- Stated problem -
Leave out the pictures and transcribe the rest of the records exactly.

- Recorded data -
□ □ □ □

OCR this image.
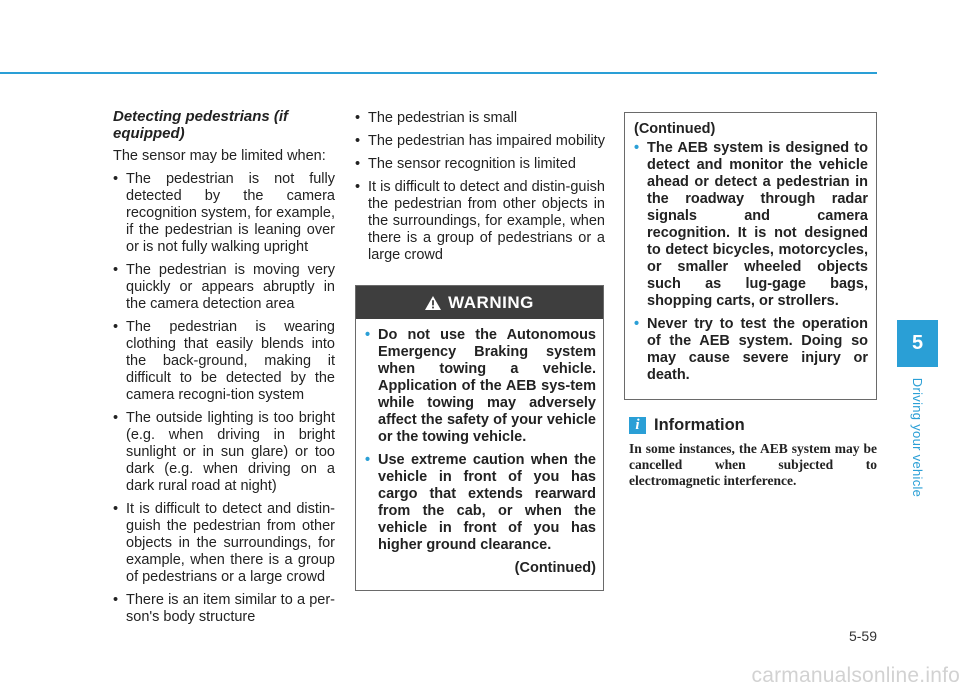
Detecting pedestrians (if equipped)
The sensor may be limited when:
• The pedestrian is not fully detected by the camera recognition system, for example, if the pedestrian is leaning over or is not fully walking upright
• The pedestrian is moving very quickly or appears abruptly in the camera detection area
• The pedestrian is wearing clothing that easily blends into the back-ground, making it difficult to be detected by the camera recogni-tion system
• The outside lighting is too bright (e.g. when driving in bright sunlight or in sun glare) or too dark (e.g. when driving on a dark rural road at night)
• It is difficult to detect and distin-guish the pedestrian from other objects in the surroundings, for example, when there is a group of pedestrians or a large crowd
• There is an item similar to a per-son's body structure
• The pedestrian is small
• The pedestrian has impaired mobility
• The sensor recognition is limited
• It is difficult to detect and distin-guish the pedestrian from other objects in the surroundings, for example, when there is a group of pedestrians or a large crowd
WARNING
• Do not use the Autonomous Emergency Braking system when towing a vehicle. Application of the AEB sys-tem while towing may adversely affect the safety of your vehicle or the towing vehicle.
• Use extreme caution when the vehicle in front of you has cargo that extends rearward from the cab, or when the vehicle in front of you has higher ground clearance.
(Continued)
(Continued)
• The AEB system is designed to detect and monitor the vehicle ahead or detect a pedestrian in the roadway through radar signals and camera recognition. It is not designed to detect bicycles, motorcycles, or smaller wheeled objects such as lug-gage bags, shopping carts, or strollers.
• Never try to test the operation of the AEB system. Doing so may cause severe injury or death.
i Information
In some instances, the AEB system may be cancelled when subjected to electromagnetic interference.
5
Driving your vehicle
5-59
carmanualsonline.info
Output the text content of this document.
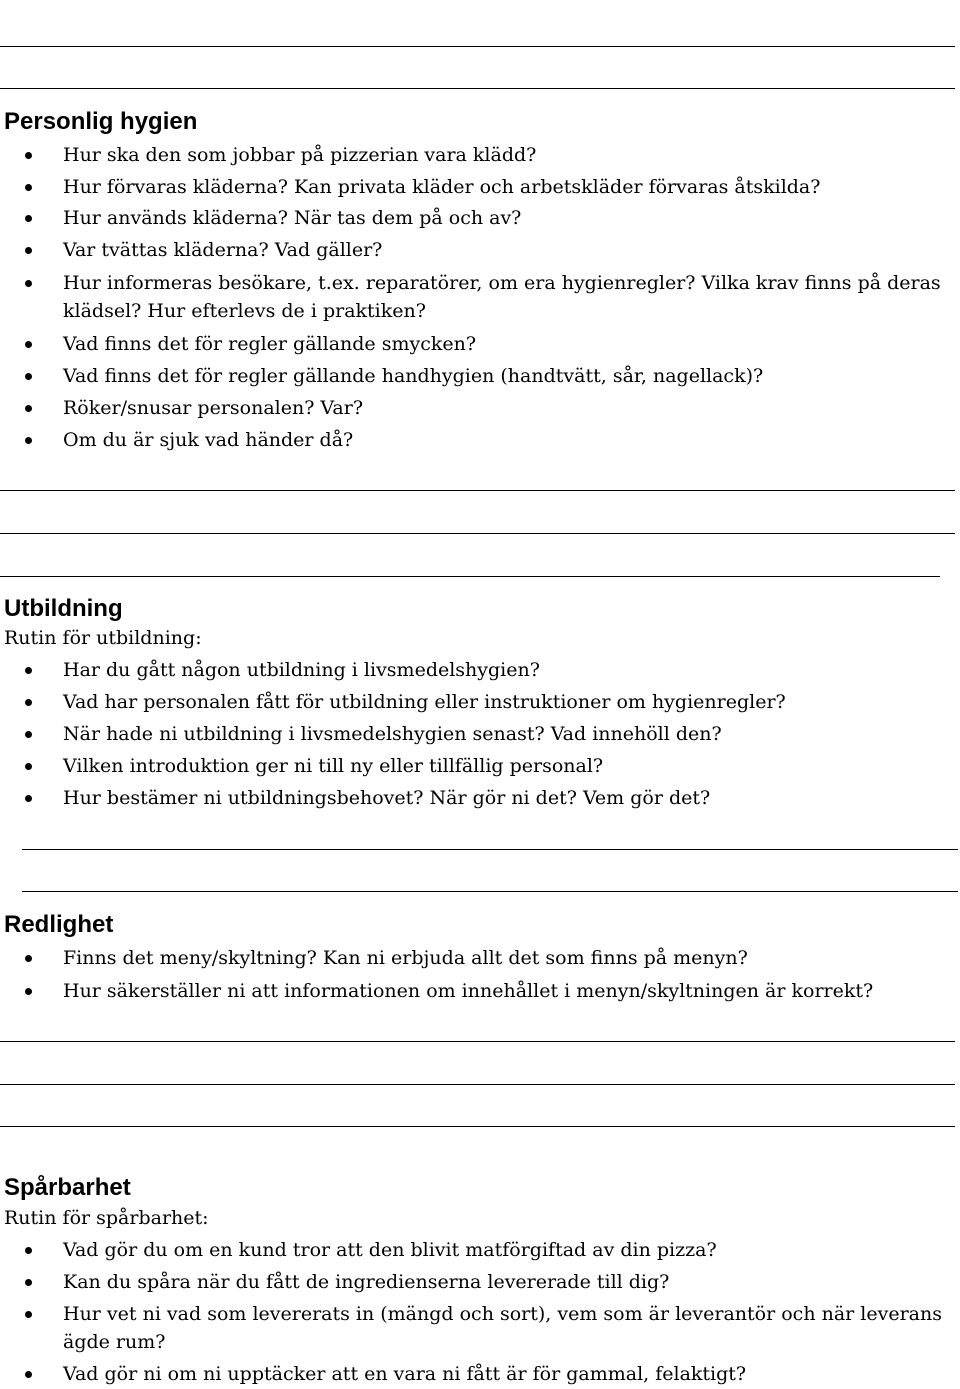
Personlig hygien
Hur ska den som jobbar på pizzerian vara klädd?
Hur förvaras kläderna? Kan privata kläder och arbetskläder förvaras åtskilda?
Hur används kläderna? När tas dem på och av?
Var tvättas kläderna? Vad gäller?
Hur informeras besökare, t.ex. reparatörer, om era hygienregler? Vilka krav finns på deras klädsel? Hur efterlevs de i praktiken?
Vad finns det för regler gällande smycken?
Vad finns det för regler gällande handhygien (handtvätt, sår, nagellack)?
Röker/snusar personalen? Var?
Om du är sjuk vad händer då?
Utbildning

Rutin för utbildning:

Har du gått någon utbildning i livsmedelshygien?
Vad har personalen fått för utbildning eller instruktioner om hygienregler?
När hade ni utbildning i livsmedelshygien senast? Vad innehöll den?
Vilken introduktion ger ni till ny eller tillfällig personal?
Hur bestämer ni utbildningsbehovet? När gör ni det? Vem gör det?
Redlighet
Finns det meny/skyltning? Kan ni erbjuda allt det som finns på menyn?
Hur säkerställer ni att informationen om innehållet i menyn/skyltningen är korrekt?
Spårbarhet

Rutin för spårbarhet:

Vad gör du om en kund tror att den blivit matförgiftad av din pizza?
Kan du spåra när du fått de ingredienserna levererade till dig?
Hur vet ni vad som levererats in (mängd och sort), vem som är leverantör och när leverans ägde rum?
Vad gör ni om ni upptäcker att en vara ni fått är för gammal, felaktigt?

□ □ □ □

- Task answer -
OCR this image.
Detecting pedestrians (if equipped)
The sensor may be limited when:
• The pedestrian is not fully detected by the camera recognition system, for example, if the pedestrian is leaning over or is not fully walking upright
• The pedestrian is moving very quickly or appears abruptly in the camera detection area
• The pedestrian is wearing clothing that easily blends into the back-ground, making it difficult to be detected by the camera recogni-tion system
• The outside lighting is too bright (e.g. when driving in bright sunlight or in sun glare) or too dark (e.g. when driving on a dark rural road at night)
• It is difficult to detect and distin-guish the pedestrian from other objects in the surroundings, for example, when there is a group of pedestrians or a large crowd
• There is an item similar to a per-son's body structure
• The pedestrian is small
• The pedestrian has impaired mobility
• The sensor recognition is limited
• It is difficult to detect and distin-guish the pedestrian from other objects in the surroundings, for example, when there is a group of pedestrians or a large crowd
WARNING
• Do not use the Autonomous Emergency Braking system when towing a vehicle. Application of the AEB sys-tem while towing may adversely affect the safety of your vehicle or the towing vehicle.
• Use extreme caution when the vehicle in front of you has cargo that extends rearward from the cab, or when the vehicle in front of you has higher ground clearance.
(Continued)
(Continued)
• The AEB system is designed to detect and monitor the vehicle ahead or detect a pedestrian in the roadway through radar signals and camera recognition. It is not designed to detect bicycles, motorcycles, or smaller wheeled objects such as lug-gage bags, shopping carts, or strollers.
• Never try to test the operation of the AEB system. Doing so may cause severe injury or death.
i Information
In some instances, the AEB system may be cancelled when subjected to electromagnetic interference.
5
Driving your vehicle
5-59
carmanualsonline.info
Output the text content of this document.
Personlig hygien
Hur ska den som jobbar på pizzerian vara klädd?
Hur förvaras kläderna? Kan privata kläder och arbetskläder förvaras åtskilda?
Hur används kläderna? När tas dem på och av?
Var tvättas kläderna? Vad gäller?
Hur informeras besökare, t.ex. reparatörer, om era hygienregler? Vilka krav finns på deras klädsel? Hur efterlevs de i praktiken?
Vad finns det för regler gällande smycken?
Vad finns det för regler gällande handhygien (handtvätt, sår, nagellack)?
Röker/snusar personalen? Var?
Om du är sjuk vad händer då?
Utbildning

Rutin för utbildning:

Har du gått någon utbildning i livsmedelshygien?
Vad har personalen fått för utbildning eller instruktioner om hygienregler?
När hade ni utbildning i livsmedelshygien senast? Vad innehöll den?
Vilken introduktion ger ni till ny eller tillfällig personal?
Hur bestämer ni utbildningsbehovet? När gör ni det? Vem gör det?
Redlighet
Finns det meny/skyltning? Kan ni erbjuda allt det som finns på menyn?
Hur säkerställer ni att informationen om innehållet i menyn/skyltningen är korrekt?
Spårbarhet

Rutin för spårbarhet:

Vad gör du om en kund tror att den blivit matförgiftad av din pizza?
Kan du spåra när du fått de ingredienserna levererade till dig?
Hur vet ni vad som levererats in (mängd och sort), vem som är leverantör och när leverans ägde rum?
Vad gör ni om ni upptäcker att en vara ni fått är för gammal, felaktigt?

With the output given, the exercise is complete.